» Exercise instructions
Extract the stretch of lines that starts at the line with "What text is on this page?" and ends at the last line of the data below. Give it exactly, without pictures.
+++ Dataset +++
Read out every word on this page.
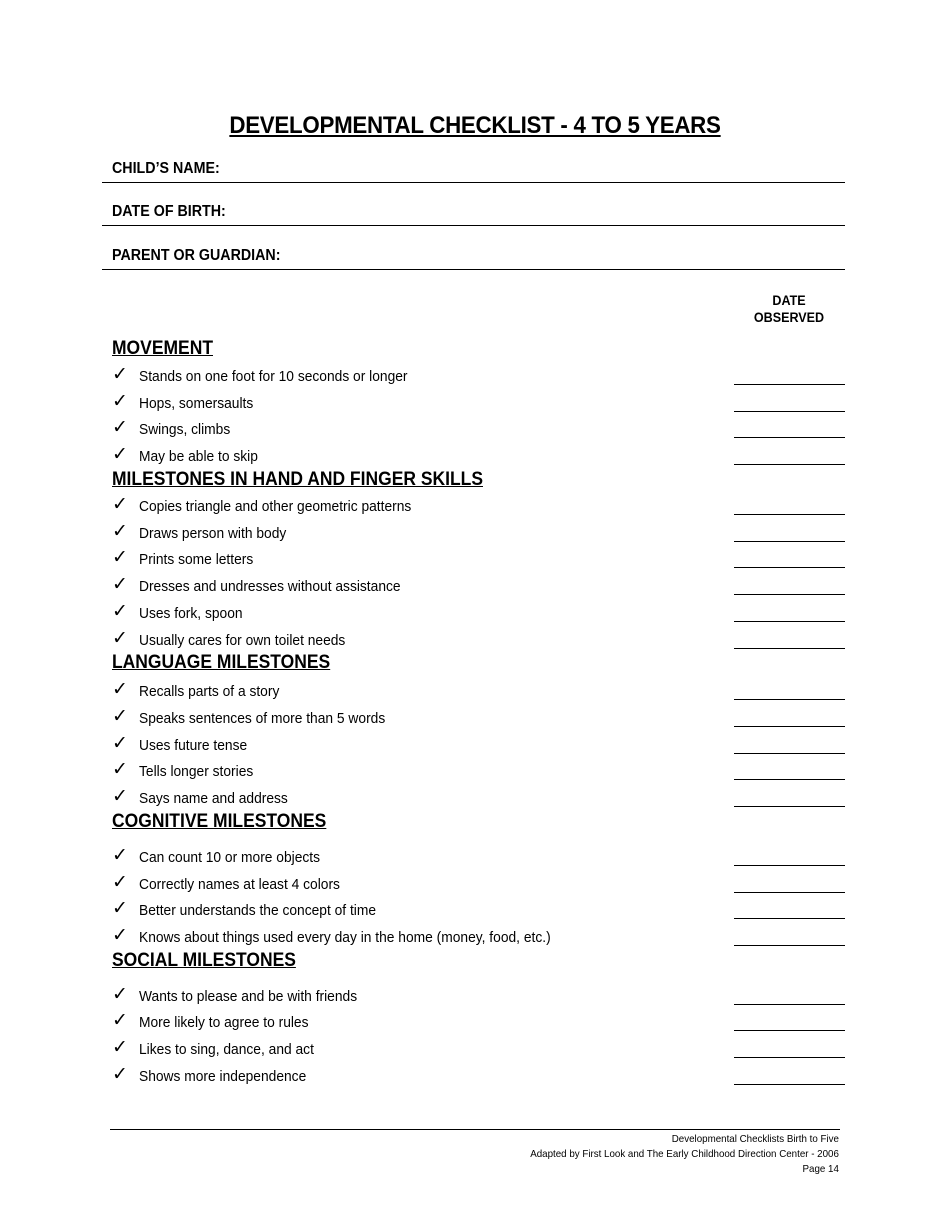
DEVELOPMENTAL CHECKLIST - 4 TO 5 YEARS
CHILD’S NAME:
DATE OF BIRTH:
PARENT OR GUARDIAN:
DATE
OBSERVED
MOVEMENT
✓ Stands on one foot for 10 seconds or longer
✓ Hops, somersaults
✓ Swings, climbs
✓ May be able to skip
MILESTONES IN HAND AND FINGER SKILLS
✓ Copies triangle and other geometric patterns
✓ Draws person with body
✓ Prints some letters
✓ Dresses and undresses without assistance
✓ Uses fork, spoon
✓ Usually cares for own toilet needs
LANGUAGE MILESTONES
✓ Recalls parts of a story
✓ Speaks sentences of more than 5 words
✓ Uses future tense
✓ Tells longer stories
✓ Says name and address
COGNITIVE MILESTONES
✓ Can count 10 or more objects
✓ Correctly names at least 4 colors
✓ Better understands the concept of time
✓ Knows about things used every day in the home (money, food, etc.)
SOCIAL MILESTONES
✓ Wants to please and be with friends
✓ More likely to agree to rules
✓ Likes to sing, dance, and act
✓ Shows more independence
Developmental Checklists Birth to Five
Adapted by First Look and The Early Childhood Direction Center - 2006
Page 14
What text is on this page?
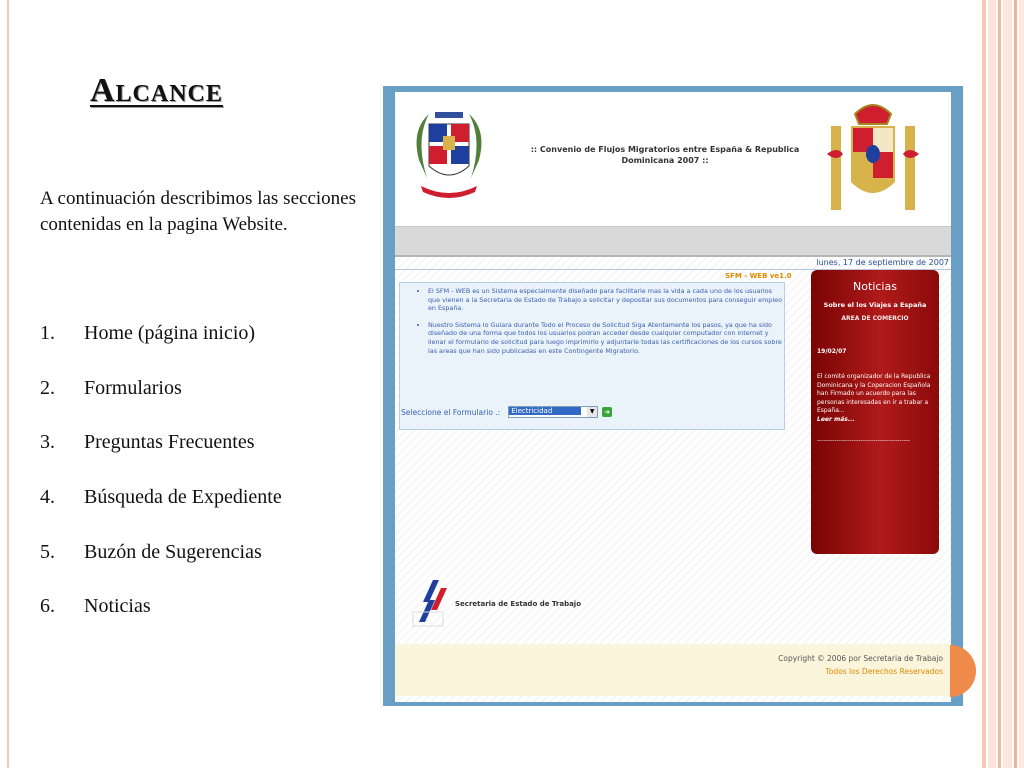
Alcance

A continuación describimos las secciones contenidas en la pagina Website.

1.	Home (página inicio)
2.	Formularios
3.	Preguntas Frecuentes
4.	Búsqueda de Expediente
5.	Buzón de Sugerencias
6.	Noticias
:: Convenio de Flujos Migratorios entre España & Republica
Dominicana 2007 ::
lunes, 17 de septiembre de 2007
SFM - WEB ve1.0
• El SFM - WEB es un Sistema especialmente diseñado para facilitarle mas la vida a cada uno de los usuarios que vienen a la Secretaria de Estado de Trabajo a solicitar y depositar sus documentos para conseguir empleo en España.
• Nuestro Sistema lo Guiara durante Todo el Proceso de Solicitud Siga Atentamente los pasos, ya que ha sido diseñado de una forma que todos los usuarios podran acceder desde cualquier computador con internet y llenar el formulario de solicitud para luego imprimirlo y adjuntarle todas las certificaciones de los cursos sobre las areas que han sido publicadas en este Contingente Migratorio.
Seleccione el Formulario .:	Electricidad	▼	➜
Noticias
Sobre el los Viajes a España
AREA DE COMERCIO
19/02/07
El comité organizador de la Republica Dominicana y la Coperacion Española han Firmado un acuerdo para las personas interesadas en ir a trabar a España...
Leer más...
-------------------------------------------
Secretaria de Estado de Trabajo
Copyright © 2006 por Secretaria de Trabajo
Todos los Derechos Reservados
+++
» Output below
What text is on this page?
Alcance

A continuación describimos las secciones contenidas en la pagina Website.

1.	Home (página inicio)
2.	Formularios
3.	Preguntas Frecuentes
4.	Búsqueda de Expediente
5.	Buzón de Sugerencias
6.	Noticias
:: Convenio de Flujos Migratorios entre España & Republica
Dominicana 2007 ::
lunes, 17 de septiembre de 2007
SFM - WEB ve1.0
• El SFM - WEB es un Sistema especialmente diseñado para facilitarle mas la vida a cada uno de los usuarios que vienen a la Secretaria de Estado de Trabajo a solicitar y depositar sus documentos para conseguir empleo en España.
• Nuestro Sistema lo Guiara durante Todo el Proceso de Solicitud Siga Atentamente los pasos, ya que ha sido diseñado de una forma que todos los usuarios podran acceder desde cualquier computador con internet y llenar el formulario de solicitud para luego imprimirlo y adjuntarle todas las certificaciones de los cursos sobre las areas que han sido publicadas en este Contingente Migratorio.
Seleccione el Formulario .:	Electricidad	▼	➜
Noticias
Sobre el los Viajes a España
AREA DE COMERCIO
19/02/07
El comité organizador de la Republica Dominicana y la Coperacion Española han Firmado un acuerdo para las personas interesadas en ir a trabar a España...
Leer más...
-------------------------------------------
Secretaria de Estado de Trabajo
Copyright © 2006 por Secretaria de Trabajo
Todos los Derechos Reservados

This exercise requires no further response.